Figure record listings:
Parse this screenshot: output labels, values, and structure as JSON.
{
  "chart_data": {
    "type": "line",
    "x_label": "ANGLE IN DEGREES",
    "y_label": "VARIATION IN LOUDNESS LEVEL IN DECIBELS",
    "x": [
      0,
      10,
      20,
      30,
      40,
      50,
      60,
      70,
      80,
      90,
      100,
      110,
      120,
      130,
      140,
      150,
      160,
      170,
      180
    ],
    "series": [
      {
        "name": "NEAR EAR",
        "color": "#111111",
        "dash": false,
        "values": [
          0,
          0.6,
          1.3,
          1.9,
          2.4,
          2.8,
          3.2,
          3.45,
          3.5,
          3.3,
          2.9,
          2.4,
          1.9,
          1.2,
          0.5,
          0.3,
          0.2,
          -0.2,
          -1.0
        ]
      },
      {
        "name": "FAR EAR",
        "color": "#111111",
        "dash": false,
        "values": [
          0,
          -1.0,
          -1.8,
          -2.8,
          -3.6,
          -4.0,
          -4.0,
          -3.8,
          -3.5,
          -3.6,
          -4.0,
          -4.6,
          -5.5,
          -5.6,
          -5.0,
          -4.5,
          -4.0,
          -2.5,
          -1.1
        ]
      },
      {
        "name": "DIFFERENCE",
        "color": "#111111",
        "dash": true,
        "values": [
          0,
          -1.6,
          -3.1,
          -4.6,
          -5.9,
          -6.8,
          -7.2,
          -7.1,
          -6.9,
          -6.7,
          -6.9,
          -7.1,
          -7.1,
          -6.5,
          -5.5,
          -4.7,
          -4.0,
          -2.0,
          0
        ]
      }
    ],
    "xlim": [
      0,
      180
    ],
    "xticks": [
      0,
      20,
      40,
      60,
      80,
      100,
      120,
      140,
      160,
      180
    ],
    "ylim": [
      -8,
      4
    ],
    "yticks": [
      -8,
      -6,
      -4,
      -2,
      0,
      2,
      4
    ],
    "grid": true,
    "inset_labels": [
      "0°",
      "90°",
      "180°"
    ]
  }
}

--

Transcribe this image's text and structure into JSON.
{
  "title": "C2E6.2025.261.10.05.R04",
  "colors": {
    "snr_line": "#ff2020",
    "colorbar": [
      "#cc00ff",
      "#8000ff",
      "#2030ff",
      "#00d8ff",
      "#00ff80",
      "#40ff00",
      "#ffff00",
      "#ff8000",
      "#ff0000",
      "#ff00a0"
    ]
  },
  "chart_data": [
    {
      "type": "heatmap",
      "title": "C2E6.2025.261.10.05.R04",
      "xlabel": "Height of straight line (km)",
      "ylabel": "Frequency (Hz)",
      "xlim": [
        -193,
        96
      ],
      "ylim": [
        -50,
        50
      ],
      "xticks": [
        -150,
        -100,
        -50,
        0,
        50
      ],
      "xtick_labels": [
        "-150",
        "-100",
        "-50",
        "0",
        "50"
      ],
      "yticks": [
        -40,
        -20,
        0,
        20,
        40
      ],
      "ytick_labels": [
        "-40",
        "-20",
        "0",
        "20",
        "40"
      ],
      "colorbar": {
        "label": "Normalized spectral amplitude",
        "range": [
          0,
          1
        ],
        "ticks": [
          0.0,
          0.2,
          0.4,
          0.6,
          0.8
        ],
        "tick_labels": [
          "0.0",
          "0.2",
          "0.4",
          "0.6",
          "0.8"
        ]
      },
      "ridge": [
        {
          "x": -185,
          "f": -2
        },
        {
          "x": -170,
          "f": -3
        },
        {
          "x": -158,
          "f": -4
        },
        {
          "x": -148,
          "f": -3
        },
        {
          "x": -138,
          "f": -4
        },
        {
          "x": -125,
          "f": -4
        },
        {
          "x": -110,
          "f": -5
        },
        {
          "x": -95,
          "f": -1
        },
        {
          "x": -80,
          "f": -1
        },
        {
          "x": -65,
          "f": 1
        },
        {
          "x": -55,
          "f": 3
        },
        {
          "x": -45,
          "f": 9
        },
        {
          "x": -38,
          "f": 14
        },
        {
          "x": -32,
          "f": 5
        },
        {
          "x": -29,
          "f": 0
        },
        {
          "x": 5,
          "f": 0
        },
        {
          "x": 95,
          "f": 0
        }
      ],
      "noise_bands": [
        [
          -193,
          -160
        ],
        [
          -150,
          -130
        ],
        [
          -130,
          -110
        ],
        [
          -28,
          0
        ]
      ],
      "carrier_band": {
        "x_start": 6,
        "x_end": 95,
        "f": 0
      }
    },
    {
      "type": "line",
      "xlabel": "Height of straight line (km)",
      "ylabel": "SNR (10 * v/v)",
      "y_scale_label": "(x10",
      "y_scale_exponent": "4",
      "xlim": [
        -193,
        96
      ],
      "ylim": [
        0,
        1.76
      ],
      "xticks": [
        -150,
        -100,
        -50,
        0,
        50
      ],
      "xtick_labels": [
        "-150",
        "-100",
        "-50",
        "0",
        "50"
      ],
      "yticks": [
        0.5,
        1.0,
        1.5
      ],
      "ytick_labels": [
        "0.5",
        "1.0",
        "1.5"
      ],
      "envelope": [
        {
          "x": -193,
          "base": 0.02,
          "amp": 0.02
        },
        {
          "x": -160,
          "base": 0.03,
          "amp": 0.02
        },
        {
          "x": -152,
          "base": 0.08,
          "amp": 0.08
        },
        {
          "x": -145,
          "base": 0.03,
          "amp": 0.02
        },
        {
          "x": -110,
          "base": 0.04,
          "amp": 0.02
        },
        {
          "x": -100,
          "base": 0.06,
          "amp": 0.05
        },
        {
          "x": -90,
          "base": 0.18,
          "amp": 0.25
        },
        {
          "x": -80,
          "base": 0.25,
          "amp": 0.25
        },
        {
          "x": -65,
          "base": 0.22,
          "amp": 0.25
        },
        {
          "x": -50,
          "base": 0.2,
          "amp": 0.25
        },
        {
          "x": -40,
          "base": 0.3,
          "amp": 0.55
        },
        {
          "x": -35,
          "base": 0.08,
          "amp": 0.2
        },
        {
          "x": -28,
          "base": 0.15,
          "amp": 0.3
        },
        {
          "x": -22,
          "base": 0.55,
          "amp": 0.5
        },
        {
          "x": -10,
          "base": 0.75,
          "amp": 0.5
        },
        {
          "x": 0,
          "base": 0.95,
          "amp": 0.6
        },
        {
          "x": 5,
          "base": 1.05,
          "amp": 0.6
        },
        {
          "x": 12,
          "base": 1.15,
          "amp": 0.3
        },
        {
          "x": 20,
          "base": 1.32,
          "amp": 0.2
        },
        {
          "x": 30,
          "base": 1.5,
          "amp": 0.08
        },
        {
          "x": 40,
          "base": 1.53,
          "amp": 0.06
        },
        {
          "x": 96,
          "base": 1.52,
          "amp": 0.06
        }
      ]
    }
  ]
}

== INSTRUCTIONS TO FOLLOW ==
Copy all the lines above that hold the string "structure".

== THE REPLY ==
Parse this screenshot: output labels, values, and structure as JSON.
Transcribe this image's text and structure into JSON.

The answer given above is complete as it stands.